Records shown.
--------

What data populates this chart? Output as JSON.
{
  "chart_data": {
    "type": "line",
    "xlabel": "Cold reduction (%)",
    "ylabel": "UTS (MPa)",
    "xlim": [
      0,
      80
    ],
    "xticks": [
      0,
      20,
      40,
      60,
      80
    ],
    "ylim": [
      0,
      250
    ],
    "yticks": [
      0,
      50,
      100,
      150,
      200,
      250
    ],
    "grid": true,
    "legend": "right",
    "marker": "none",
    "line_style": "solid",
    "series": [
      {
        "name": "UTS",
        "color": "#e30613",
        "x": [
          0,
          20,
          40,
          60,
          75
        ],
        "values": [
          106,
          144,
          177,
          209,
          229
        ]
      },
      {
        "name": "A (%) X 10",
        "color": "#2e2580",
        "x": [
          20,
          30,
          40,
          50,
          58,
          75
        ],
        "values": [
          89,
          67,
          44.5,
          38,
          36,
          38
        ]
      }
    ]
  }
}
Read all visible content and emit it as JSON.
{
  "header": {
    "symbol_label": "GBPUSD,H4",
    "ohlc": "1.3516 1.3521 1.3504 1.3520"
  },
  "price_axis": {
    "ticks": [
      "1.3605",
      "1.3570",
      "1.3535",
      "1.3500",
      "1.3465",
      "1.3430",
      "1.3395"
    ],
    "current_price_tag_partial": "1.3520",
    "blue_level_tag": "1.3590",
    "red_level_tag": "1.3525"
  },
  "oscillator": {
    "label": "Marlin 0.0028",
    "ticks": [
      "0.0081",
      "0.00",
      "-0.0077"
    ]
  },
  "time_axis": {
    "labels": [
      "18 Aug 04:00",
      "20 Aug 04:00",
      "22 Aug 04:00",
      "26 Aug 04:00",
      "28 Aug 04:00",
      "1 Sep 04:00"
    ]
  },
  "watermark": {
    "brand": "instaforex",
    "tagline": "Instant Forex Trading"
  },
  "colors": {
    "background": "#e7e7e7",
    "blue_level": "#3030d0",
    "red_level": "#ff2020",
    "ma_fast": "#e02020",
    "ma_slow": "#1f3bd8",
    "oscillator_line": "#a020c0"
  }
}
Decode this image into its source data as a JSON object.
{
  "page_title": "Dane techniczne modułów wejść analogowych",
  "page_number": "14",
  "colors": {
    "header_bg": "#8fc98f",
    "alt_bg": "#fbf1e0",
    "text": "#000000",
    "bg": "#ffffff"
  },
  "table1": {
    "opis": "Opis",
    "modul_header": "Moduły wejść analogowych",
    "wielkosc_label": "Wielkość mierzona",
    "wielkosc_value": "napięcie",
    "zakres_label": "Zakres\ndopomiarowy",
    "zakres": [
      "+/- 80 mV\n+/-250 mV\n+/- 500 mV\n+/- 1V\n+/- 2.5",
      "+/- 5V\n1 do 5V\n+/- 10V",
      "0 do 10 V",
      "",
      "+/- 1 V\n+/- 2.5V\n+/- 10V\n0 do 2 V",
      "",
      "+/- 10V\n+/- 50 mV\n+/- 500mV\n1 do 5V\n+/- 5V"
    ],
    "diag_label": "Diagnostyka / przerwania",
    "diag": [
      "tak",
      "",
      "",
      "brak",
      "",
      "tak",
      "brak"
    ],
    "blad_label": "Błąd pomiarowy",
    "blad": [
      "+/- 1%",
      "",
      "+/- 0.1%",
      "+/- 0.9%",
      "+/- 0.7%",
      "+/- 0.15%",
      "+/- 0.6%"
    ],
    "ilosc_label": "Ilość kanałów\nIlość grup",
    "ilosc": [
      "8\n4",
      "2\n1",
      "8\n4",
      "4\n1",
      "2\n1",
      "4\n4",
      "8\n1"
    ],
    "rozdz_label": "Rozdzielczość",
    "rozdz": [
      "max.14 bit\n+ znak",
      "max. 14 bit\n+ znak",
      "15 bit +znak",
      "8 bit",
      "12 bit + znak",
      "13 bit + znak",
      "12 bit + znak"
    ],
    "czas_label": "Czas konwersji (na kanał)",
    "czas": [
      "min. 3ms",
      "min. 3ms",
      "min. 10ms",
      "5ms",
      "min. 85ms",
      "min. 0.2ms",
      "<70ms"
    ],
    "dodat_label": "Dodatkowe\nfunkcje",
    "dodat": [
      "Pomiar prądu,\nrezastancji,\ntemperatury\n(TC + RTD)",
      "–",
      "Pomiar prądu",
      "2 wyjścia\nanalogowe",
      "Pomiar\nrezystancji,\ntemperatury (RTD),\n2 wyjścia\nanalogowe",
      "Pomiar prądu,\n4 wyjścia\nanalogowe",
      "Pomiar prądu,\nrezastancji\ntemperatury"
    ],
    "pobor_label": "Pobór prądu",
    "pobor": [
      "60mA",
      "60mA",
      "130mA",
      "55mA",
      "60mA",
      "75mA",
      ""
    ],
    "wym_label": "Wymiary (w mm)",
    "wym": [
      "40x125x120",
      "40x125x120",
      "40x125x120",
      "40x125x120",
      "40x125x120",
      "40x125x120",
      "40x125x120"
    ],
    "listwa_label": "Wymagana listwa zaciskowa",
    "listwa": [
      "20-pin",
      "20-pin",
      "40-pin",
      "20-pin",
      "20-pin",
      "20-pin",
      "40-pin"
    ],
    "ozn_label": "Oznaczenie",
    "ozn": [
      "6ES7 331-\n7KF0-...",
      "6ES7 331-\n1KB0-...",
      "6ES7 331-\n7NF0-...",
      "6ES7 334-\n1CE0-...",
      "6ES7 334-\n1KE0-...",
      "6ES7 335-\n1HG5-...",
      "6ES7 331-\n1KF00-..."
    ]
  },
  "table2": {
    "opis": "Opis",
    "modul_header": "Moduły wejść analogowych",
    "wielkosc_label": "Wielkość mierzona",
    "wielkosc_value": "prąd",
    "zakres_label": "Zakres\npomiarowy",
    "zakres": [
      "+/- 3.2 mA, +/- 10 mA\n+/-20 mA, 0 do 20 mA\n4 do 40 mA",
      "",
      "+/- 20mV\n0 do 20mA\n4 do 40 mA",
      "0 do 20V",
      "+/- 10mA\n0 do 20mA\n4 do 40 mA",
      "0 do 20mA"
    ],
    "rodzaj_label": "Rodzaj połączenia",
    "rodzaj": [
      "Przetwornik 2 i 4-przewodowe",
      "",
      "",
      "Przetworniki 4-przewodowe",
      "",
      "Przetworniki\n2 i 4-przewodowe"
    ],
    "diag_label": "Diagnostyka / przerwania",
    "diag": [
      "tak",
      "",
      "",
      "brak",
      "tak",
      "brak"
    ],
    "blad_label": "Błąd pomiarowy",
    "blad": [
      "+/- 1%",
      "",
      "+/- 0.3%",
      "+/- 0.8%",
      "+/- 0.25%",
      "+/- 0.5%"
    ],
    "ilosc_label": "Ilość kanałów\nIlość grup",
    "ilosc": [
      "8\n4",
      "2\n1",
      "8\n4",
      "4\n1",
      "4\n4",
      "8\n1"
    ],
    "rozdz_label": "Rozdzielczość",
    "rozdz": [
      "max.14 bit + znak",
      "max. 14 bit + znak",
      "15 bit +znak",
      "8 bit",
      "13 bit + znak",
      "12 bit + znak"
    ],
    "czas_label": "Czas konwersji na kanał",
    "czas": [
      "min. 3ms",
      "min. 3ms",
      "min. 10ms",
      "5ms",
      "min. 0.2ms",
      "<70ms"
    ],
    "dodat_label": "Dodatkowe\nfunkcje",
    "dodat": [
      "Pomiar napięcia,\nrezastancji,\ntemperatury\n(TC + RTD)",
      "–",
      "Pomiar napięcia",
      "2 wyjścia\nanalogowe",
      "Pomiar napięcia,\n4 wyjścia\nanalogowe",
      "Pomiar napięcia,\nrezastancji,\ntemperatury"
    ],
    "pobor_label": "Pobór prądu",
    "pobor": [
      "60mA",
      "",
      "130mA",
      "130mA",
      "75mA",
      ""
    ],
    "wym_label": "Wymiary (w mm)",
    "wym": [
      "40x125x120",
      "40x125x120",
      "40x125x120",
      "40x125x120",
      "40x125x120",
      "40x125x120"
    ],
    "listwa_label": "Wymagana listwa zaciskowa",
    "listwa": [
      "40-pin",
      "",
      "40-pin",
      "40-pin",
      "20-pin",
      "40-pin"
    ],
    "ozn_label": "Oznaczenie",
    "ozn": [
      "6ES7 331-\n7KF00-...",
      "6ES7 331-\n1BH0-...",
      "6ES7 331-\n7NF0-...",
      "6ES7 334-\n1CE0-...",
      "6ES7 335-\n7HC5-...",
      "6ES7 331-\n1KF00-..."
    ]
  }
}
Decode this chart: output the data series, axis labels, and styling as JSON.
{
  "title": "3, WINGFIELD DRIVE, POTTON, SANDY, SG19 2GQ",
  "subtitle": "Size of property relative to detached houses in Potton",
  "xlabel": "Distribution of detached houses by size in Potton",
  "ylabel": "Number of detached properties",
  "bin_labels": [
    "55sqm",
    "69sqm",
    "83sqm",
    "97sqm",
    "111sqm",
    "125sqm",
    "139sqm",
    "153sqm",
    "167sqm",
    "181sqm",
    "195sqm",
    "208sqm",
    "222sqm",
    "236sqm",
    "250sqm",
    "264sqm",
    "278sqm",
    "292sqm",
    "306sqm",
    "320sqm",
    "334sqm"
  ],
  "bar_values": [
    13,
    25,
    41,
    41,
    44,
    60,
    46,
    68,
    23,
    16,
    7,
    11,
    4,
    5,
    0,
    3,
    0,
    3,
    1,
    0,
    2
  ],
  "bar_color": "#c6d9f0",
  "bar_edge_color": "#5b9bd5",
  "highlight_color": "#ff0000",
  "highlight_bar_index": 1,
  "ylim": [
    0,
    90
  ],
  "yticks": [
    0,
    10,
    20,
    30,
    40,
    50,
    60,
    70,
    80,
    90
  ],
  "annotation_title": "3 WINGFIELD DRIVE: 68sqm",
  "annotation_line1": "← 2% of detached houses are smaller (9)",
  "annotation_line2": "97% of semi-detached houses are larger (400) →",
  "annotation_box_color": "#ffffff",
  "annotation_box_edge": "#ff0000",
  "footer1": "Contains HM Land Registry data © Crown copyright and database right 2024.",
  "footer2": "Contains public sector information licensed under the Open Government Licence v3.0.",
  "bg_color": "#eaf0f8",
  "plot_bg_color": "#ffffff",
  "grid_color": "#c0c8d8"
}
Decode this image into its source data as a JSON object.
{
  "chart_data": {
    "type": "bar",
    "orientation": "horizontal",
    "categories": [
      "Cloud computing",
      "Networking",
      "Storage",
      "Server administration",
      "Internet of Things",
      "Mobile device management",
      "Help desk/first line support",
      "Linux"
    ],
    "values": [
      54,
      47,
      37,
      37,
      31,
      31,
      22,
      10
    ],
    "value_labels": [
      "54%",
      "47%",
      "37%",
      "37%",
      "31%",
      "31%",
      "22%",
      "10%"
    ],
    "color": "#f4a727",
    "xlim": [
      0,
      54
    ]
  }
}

--------

Given problem.
Go through the material above and copy each line that has the word "znak".

Correct response.
      "max.14 bit\n+ znak",
      "max. 14 bit\n+ znak",
      "15 bit +znak",
      "12 bit + znak",
      "13 bit + znak",
      "12 bit + znak"
      "max.14 bit + znak",
      "max. 14 bit + znak",
      "15 bit +znak",
      "13 bit + znak",
      "12 bit + znak"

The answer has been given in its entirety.